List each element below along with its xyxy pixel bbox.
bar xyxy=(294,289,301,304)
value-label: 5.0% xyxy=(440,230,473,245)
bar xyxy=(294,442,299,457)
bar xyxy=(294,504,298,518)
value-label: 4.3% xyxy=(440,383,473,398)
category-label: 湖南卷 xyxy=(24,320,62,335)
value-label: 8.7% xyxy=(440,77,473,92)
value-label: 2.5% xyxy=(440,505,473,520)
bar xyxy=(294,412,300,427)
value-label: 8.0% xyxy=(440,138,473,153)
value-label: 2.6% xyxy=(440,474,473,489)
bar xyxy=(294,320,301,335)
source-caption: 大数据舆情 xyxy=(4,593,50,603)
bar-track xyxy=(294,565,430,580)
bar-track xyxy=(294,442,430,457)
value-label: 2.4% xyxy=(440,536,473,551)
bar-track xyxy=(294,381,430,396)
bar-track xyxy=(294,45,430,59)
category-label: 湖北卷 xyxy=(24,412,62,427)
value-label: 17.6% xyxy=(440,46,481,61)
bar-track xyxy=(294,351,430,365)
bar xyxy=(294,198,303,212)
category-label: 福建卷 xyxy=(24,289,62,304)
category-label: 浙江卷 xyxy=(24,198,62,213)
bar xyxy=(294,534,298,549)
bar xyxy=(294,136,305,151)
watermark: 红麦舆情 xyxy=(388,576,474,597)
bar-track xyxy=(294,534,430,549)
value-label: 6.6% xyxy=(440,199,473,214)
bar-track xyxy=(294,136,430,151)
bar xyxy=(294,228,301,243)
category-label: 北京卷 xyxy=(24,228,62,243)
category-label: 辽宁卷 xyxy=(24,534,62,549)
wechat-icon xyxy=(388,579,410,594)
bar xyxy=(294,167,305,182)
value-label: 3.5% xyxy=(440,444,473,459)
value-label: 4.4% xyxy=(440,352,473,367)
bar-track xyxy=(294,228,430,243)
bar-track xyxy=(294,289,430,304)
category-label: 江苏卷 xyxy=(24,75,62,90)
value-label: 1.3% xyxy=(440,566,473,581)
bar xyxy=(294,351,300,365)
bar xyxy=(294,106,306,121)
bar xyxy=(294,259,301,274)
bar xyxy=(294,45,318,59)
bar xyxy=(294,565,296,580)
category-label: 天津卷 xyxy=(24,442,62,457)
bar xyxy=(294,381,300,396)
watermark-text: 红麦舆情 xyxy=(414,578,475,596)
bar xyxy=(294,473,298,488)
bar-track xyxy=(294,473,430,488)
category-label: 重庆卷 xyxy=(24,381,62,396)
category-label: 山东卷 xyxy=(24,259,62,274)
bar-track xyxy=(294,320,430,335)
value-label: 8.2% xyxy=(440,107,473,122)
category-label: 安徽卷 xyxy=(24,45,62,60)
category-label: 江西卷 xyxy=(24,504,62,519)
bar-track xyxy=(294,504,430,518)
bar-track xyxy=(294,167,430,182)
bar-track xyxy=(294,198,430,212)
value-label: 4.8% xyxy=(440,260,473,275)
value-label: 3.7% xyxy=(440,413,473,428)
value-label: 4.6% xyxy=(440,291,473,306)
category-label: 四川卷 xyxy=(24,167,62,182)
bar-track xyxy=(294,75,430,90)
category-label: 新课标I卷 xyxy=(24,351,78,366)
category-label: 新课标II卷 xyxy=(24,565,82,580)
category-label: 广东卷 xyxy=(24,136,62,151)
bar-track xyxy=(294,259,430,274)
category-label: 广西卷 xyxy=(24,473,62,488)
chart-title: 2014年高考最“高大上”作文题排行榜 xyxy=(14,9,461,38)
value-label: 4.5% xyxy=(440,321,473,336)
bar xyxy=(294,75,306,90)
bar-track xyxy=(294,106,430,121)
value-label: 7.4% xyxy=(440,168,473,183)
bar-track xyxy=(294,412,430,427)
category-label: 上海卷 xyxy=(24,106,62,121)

* **TASK OBJECTIVE**
Copy all of the lines above without changing a single character.

* **ANSWER TO THE EXERCISE**
List each element below along with its xyxy pixel bbox.
bar xyxy=(294,289,301,304)
value-label: 5.0% xyxy=(440,230,473,245)
bar xyxy=(294,442,299,457)
bar xyxy=(294,504,298,518)
value-label: 4.3% xyxy=(440,383,473,398)
category-label: 湖南卷 xyxy=(24,320,62,335)
value-label: 8.7% xyxy=(440,77,473,92)
value-label: 2.5% xyxy=(440,505,473,520)
bar xyxy=(294,412,300,427)
value-label: 8.0% xyxy=(440,138,473,153)
value-label: 2.6% xyxy=(440,474,473,489)
bar xyxy=(294,320,301,335)
source-caption: 大数据舆情 xyxy=(4,593,50,603)
bar-track xyxy=(294,565,430,580)
bar-track xyxy=(294,442,430,457)
value-label: 2.4% xyxy=(440,536,473,551)
bar-track xyxy=(294,381,430,396)
bar-track xyxy=(294,45,430,59)
category-label: 湖北卷 xyxy=(24,412,62,427)
value-label: 17.6% xyxy=(440,46,481,61)
bar-track xyxy=(294,351,430,365)
bar xyxy=(294,198,303,212)
category-label: 福建卷 xyxy=(24,289,62,304)
category-label: 浙江卷 xyxy=(24,198,62,213)
bar xyxy=(294,534,298,549)
bar xyxy=(294,136,305,151)
watermark: 红麦舆情 xyxy=(388,576,474,597)
bar-track xyxy=(294,534,430,549)
value-label: 6.6% xyxy=(440,199,473,214)
bar-track xyxy=(294,136,430,151)
bar xyxy=(294,228,301,243)
category-label: 北京卷 xyxy=(24,228,62,243)
category-label: 辽宁卷 xyxy=(24,534,62,549)
wechat-icon xyxy=(388,579,410,594)
bar xyxy=(294,167,305,182)
value-label: 3.5% xyxy=(440,444,473,459)
value-label: 4.4% xyxy=(440,352,473,367)
bar-track xyxy=(294,228,430,243)
bar-track xyxy=(294,289,430,304)
category-label: 江苏卷 xyxy=(24,75,62,90)
value-label: 1.3% xyxy=(440,566,473,581)
bar xyxy=(294,351,300,365)
bar xyxy=(294,106,306,121)
bar xyxy=(294,259,301,274)
bar xyxy=(294,45,318,59)
bar xyxy=(294,565,296,580)
category-label: 天津卷 xyxy=(24,442,62,457)
bar xyxy=(294,381,300,396)
watermark-text: 红麦舆情 xyxy=(414,578,475,596)
bar xyxy=(294,473,298,488)
bar-track xyxy=(294,473,430,488)
category-label: 重庆卷 xyxy=(24,381,62,396)
category-label: 山东卷 xyxy=(24,259,62,274)
bar-track xyxy=(294,320,430,335)
value-label: 8.2% xyxy=(440,107,473,122)
category-label: 安徽卷 xyxy=(24,45,62,60)
category-label: 江西卷 xyxy=(24,504,62,519)
bar-track xyxy=(294,504,430,518)
bar-track xyxy=(294,167,430,182)
bar-track xyxy=(294,198,430,212)
value-label: 4.8% xyxy=(440,260,473,275)
value-label: 3.7% xyxy=(440,413,473,428)
value-label: 4.6% xyxy=(440,291,473,306)
category-label: 四川卷 xyxy=(24,167,62,182)
bar-track xyxy=(294,75,430,90)
category-label: 新课标I卷 xyxy=(24,351,78,366)
category-label: 新课标II卷 xyxy=(24,565,82,580)
category-label: 广东卷 xyxy=(24,136,62,151)
bar-track xyxy=(294,259,430,274)
category-label: 广西卷 xyxy=(24,473,62,488)
chart-title: 2014年高考最“高大上”作文题排行榜 xyxy=(14,9,461,38)
value-label: 4.5% xyxy=(440,321,473,336)
bar xyxy=(294,75,306,90)
bar-track xyxy=(294,106,430,121)
value-label: 7.4% xyxy=(440,168,473,183)
bar-track xyxy=(294,412,430,427)
category-label: 上海卷 xyxy=(24,106,62,121)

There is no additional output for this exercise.